> [Task]: Below are some entries. Output each one exactly as it appears.

> [Given entries]:
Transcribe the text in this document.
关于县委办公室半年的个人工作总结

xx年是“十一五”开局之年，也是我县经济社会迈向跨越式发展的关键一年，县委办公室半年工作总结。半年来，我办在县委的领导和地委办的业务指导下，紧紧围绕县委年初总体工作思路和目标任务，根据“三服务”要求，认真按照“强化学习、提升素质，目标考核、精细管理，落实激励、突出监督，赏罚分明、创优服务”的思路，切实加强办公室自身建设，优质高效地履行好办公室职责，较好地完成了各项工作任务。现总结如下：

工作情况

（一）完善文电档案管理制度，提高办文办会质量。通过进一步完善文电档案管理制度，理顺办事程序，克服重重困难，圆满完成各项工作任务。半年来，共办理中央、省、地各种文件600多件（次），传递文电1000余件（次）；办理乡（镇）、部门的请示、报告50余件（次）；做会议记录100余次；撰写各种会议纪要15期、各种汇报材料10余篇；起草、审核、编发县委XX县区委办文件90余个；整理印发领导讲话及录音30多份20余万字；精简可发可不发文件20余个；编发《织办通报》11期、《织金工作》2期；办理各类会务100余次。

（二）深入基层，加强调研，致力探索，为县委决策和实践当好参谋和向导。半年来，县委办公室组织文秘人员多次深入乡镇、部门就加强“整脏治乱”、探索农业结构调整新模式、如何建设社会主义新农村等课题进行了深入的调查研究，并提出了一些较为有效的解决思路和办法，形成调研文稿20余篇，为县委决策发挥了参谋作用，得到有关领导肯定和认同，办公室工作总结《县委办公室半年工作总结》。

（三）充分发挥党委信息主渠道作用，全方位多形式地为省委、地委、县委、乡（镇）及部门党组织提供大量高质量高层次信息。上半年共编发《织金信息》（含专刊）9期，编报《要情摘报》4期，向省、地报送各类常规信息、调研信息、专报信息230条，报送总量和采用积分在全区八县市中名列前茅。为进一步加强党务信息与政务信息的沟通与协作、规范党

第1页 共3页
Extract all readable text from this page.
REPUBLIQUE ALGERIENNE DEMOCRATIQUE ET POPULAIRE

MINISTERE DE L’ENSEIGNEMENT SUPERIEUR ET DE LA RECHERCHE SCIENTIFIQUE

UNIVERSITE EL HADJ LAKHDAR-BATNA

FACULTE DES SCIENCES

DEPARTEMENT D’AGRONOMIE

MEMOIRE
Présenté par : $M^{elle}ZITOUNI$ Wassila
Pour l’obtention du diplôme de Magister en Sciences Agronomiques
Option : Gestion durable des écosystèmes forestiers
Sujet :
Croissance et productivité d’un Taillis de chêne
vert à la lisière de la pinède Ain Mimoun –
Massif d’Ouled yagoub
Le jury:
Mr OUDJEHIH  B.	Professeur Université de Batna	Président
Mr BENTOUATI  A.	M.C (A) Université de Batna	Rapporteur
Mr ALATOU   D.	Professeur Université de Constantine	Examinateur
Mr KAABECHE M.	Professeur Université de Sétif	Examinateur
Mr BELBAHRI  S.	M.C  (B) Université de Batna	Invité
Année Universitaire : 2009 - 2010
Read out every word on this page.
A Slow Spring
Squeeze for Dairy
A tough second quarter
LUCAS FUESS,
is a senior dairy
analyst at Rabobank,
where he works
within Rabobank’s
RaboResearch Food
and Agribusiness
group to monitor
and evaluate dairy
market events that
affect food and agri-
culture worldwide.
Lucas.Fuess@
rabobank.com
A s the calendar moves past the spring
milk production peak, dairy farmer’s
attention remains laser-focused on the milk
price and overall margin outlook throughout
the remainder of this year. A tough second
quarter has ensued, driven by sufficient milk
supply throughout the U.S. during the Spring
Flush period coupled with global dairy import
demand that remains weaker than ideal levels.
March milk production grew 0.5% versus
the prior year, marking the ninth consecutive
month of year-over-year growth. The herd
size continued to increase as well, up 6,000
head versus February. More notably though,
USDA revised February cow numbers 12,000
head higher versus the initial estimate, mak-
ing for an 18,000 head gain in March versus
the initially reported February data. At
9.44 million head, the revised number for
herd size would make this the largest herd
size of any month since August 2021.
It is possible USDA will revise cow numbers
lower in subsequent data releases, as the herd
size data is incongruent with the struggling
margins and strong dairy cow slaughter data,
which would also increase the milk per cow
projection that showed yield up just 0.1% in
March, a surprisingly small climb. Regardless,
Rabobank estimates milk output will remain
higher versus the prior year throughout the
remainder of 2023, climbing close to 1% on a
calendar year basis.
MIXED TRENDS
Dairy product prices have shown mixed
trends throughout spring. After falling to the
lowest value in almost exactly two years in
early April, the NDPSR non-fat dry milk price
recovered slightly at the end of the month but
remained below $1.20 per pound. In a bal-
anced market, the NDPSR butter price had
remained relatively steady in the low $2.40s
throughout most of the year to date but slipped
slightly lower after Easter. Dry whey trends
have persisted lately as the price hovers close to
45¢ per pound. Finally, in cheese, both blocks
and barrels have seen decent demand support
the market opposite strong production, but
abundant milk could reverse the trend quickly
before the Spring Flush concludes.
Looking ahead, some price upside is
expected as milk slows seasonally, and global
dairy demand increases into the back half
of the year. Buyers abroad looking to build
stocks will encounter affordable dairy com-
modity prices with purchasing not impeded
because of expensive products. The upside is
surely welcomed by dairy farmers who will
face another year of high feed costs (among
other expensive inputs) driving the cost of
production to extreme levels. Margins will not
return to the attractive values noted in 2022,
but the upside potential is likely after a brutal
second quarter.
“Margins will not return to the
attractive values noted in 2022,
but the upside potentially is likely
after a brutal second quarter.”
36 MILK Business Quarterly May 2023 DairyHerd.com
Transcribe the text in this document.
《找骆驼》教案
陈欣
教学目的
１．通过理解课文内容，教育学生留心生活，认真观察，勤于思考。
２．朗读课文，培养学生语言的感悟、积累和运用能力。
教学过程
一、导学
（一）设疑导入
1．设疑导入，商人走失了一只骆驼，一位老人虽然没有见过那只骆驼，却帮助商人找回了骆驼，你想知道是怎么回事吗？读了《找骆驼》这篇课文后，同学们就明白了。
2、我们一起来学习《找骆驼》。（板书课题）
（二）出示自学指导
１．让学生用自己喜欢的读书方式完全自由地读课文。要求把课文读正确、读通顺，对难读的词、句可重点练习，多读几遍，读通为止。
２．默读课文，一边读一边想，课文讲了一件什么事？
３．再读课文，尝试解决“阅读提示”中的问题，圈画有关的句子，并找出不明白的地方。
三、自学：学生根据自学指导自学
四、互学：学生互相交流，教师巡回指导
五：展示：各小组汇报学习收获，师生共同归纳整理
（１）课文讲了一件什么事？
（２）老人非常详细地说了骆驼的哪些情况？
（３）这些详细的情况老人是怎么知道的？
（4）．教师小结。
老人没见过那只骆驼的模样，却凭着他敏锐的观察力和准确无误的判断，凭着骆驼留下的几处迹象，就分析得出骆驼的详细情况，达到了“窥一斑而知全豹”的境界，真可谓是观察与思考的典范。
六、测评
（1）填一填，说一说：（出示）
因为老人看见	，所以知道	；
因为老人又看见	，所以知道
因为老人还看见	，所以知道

> [The completed task]:
Transcribe the text in this document.
关于县委办公室半年的个人工作总结

xx年是“十一五”开局之年，也是我县经济社会迈向跨越式发展的关键一年，县委办公室半年工作总结。半年来，我办在县委的领导和地委办的业务指导下，紧紧围绕县委年初总体工作思路和目标任务，根据“三服务”要求，认真按照“强化学习、提升素质，目标考核、精细管理，落实激励、突出监督，赏罚分明、创优服务”的思路，切实加强办公室自身建设，优质高效地履行好办公室职责，较好地完成了各项工作任务。现总结如下：

工作情况

（一）完善文电档案管理制度，提高办文办会质量。通过进一步完善文电档案管理制度，理顺办事程序，克服重重困难，圆满完成各项工作任务。半年来，共办理中央、省、地各种文件600多件（次），传递文电1000余件（次）；办理乡（镇）、部门的请示、报告50余件（次）；做会议记录100余次；撰写各种会议纪要15期、各种汇报材料10余篇；起草、审核、编发县委XX县区委办文件90余个；整理印发领导讲话及录音30多份20余万字；精简可发可不发文件20余个；编发《织办通报》11期、《织金工作》2期；办理各类会务100余次。

（二）深入基层，加强调研，致力探索，为县委决策和实践当好参谋和向导。半年来，县委办公室组织文秘人员多次深入乡镇、部门就加强“整脏治乱”、探索农业结构调整新模式、如何建设社会主义新农村等课题进行了深入的调查研究，并提出了一些较为有效的解决思路和办法，形成调研文稿20余篇，为县委决策发挥了参谋作用，得到有关领导肯定和认同，办公室工作总结《县委办公室半年工作总结》。

（三）充分发挥党委信息主渠道作用，全方位多形式地为省委、地委、县委、乡（镇）及部门党组织提供大量高质量高层次信息。上半年共编发《织金信息》（含专刊）9期，编报《要情摘报》4期，向省、地报送各类常规信息、调研信息、专报信息230条，报送总量和采用积分在全区八县市中名列前茅。为进一步加强党务信息与政务信息的沟通与协作、规范党

第1页 共3页
Extract all readable text from this page.
REPUBLIQUE ALGERIENNE DEMOCRATIQUE ET POPULAIRE

MINISTERE DE L’ENSEIGNEMENT SUPERIEUR ET DE LA RECHERCHE SCIENTIFIQUE

UNIVERSITE EL HADJ LAKHDAR-BATNA

FACULTE DES SCIENCES

DEPARTEMENT D’AGRONOMIE

MEMOIRE
Présenté par : $M^{elle}ZITOUNI$ Wassila
Pour l’obtention du diplôme de Magister en Sciences Agronomiques
Option : Gestion durable des écosystèmes forestiers
Sujet :
Croissance et productivité d’un Taillis de chêne
vert à la lisière de la pinède Ain Mimoun –
Massif d’Ouled yagoub
Le jury:
Mr OUDJEHIH  B.	Professeur Université de Batna	Président
Mr BENTOUATI  A.	M.C (A) Université de Batna	Rapporteur
Mr ALATOU   D.	Professeur Université de Constantine	Examinateur
Mr KAABECHE M.	Professeur Université de Sétif	Examinateur
Mr BELBAHRI  S.	M.C  (B) Université de Batna	Invité
Année Universitaire : 2009 - 2010
Read out every word on this page.
A Slow Spring
Squeeze for Dairy
A tough second quarter
LUCAS FUESS,
is a senior dairy
analyst at Rabobank,
where he works
within Rabobank’s
RaboResearch Food
and Agribusiness
group to monitor
and evaluate dairy
market events that
affect food and agri-
culture worldwide.
Lucas.Fuess@
rabobank.com
A s the calendar moves past the spring
milk production peak, dairy farmer’s
attention remains laser-focused on the milk
price and overall margin outlook throughout
the remainder of this year. A tough second
quarter has ensued, driven by sufficient milk
supply throughout the U.S. during the Spring
Flush period coupled with global dairy import
demand that remains weaker than ideal levels.
March milk production grew 0.5% versus
the prior year, marking the ninth consecutive
month of year-over-year growth. The herd
size continued to increase as well, up 6,000
head versus February. More notably though,
USDA revised February cow numbers 12,000
head higher versus the initial estimate, mak-
ing for an 18,000 head gain in March versus
the initially reported February data. At
9.44 million head, the revised number for
herd size would make this the largest herd
size of any month since August 2021.
It is possible USDA will revise cow numbers
lower in subsequent data releases, as the herd
size data is incongruent with the struggling
margins and strong dairy cow slaughter data,
which would also increase the milk per cow
projection that showed yield up just 0.1% in
March, a surprisingly small climb. Regardless,
Rabobank estimates milk output will remain
higher versus the prior year throughout the
remainder of 2023, climbing close to 1% on a
calendar year basis.
MIXED TRENDS
Dairy product prices have shown mixed
trends throughout spring. After falling to the
lowest value in almost exactly two years in
early April, the NDPSR non-fat dry milk price
recovered slightly at the end of the month but
remained below $1.20 per pound. In a bal-
anced market, the NDPSR butter price had
remained relatively steady in the low $2.40s
throughout most of the year to date but slipped
slightly lower after Easter. Dry whey trends
have persisted lately as the price hovers close to
45¢ per pound. Finally, in cheese, both blocks
and barrels have seen decent demand support
the market opposite strong production, but
abundant milk could reverse the trend quickly
before the Spring Flush concludes.
Looking ahead, some price upside is
expected as milk slows seasonally, and global
dairy demand increases into the back half
of the year. Buyers abroad looking to build
stocks will encounter affordable dairy com-
modity prices with purchasing not impeded
because of expensive products. The upside is
surely welcomed by dairy farmers who will
face another year of high feed costs (among
other expensive inputs) driving the cost of
production to extreme levels. Margins will not
return to the attractive values noted in 2022,
but the upside potential is likely after a brutal
second quarter.
“Margins will not return to the
attractive values noted in 2022,
but the upside potentially is likely
after a brutal second quarter.”
36 MILK Business Quarterly May 2023 DairyHerd.com
Transcribe the text in this document.
《找骆驼》教案
陈欣
教学目的
１．通过理解课文内容，教育学生留心生活，认真观察，勤于思考。
２．朗读课文，培养学生语言的感悟、积累和运用能力。
教学过程
一、导学
（一）设疑导入
1．设疑导入，商人走失了一只骆驼，一位老人虽然没有见过那只骆驼，却帮助商人找回了骆驼，你想知道是怎么回事吗？读了《找骆驼》这篇课文后，同学们就明白了。
2、我们一起来学习《找骆驼》。（板书课题）
（二）出示自学指导
１．让学生用自己喜欢的读书方式完全自由地读课文。要求把课文读正确、读通顺，对难读的词、句可重点练习，多读几遍，读通为止。
２．默读课文，一边读一边想，课文讲了一件什么事？
３．再读课文，尝试解决“阅读提示”中的问题，圈画有关的句子，并找出不明白的地方。
三、自学：学生根据自学指导自学
四、互学：学生互相交流，教师巡回指导
五：展示：各小组汇报学习收获，师生共同归纳整理
（１）课文讲了一件什么事？
（２）老人非常详细地说了骆驼的哪些情况？
（３）这些详细的情况老人是怎么知道的？
（4）．教师小结。
老人没见过那只骆驼的模样，却凭着他敏锐的观察力和准确无误的判断，凭着骆驼留下的几处迹象，就分析得出骆驼的详细情况，达到了“窥一斑而知全豹”的境界，真可谓是观察与思考的典范。
六、测评
（1）填一填，说一说：（出示）
因为老人看见	，所以知道	；
因为老人又看见	，所以知道
因为老人还看见	，所以知道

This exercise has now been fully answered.